-- Start of Materials provided --
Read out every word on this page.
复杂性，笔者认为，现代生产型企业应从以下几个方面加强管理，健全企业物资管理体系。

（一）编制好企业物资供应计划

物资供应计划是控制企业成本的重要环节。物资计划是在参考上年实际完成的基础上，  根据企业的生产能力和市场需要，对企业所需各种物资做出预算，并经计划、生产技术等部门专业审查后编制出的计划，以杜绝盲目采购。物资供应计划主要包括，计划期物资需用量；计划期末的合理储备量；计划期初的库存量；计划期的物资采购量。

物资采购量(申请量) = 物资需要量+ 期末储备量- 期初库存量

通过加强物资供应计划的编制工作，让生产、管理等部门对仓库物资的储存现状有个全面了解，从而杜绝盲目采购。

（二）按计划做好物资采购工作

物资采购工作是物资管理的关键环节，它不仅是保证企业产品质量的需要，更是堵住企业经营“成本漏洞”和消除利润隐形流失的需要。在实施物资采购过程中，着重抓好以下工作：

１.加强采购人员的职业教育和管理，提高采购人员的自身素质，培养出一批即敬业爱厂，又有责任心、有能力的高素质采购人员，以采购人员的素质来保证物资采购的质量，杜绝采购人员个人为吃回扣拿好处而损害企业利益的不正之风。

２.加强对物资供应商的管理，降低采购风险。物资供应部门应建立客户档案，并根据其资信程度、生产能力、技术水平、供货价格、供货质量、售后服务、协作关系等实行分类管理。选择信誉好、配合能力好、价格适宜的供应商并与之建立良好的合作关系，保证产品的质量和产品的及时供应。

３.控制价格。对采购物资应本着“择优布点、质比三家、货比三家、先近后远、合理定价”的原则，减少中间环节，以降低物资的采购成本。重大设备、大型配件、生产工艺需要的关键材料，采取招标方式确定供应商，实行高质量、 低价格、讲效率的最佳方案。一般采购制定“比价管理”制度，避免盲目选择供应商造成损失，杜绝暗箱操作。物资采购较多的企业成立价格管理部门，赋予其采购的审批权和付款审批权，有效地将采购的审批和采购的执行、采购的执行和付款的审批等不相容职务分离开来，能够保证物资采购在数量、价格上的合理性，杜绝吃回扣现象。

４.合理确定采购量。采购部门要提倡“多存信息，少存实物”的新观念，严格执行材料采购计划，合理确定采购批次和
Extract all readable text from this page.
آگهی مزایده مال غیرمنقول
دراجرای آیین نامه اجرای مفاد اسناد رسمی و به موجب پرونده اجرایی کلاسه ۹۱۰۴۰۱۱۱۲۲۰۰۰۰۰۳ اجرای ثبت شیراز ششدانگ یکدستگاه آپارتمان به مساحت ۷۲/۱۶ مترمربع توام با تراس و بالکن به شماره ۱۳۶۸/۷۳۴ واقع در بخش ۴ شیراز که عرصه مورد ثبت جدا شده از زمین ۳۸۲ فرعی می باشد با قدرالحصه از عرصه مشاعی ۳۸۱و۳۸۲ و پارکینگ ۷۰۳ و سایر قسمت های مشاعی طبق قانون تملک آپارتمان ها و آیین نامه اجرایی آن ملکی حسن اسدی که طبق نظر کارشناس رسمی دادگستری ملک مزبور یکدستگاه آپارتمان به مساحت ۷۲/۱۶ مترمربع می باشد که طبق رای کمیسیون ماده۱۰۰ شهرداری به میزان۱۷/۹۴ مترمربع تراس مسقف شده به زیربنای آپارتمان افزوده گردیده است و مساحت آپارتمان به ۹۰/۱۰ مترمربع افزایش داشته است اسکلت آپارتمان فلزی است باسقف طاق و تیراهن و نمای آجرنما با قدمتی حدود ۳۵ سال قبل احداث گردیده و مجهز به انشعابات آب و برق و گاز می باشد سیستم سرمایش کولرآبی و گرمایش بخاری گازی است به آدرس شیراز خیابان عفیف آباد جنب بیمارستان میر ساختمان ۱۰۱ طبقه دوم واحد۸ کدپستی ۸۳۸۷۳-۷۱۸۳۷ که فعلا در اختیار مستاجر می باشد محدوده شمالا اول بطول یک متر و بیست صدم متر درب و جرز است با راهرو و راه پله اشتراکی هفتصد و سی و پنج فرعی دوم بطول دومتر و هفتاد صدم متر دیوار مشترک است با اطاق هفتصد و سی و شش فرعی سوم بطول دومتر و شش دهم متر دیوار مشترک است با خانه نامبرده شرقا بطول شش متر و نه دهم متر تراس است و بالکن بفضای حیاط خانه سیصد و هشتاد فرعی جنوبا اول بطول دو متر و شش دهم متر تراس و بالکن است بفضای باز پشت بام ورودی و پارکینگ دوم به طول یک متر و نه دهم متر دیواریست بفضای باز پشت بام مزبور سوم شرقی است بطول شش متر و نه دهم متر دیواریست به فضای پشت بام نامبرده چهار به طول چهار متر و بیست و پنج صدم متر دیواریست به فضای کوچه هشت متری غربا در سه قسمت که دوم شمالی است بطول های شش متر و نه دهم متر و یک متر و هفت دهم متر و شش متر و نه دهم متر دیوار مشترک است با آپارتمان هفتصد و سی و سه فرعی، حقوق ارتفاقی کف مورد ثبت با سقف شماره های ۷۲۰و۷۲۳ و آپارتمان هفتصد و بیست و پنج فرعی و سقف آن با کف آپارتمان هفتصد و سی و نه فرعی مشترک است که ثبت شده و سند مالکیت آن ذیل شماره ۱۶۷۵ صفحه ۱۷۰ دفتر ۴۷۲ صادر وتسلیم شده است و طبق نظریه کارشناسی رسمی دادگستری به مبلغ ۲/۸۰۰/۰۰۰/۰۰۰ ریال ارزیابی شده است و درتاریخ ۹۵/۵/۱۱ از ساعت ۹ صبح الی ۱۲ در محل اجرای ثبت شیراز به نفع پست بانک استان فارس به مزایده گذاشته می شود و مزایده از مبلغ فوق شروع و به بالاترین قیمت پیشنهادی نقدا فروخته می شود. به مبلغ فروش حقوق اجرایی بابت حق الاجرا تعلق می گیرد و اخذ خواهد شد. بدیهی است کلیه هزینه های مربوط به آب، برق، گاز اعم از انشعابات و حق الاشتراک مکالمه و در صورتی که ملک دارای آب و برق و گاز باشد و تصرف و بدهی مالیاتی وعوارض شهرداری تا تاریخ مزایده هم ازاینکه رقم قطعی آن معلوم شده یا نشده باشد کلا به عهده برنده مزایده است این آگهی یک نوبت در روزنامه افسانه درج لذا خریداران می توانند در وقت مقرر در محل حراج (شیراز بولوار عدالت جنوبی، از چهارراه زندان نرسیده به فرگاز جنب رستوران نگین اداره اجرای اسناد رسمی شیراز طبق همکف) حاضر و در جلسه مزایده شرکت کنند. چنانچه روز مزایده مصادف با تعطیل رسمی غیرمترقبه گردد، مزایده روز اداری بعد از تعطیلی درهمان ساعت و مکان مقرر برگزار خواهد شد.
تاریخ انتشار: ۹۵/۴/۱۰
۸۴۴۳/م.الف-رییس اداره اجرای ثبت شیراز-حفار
-- End of Materials provided --
## [Exercise aim]
From the data above, copy each line that holds "this".

## [Right answer]
Read out every word on this page.
Extract all readable text from this page.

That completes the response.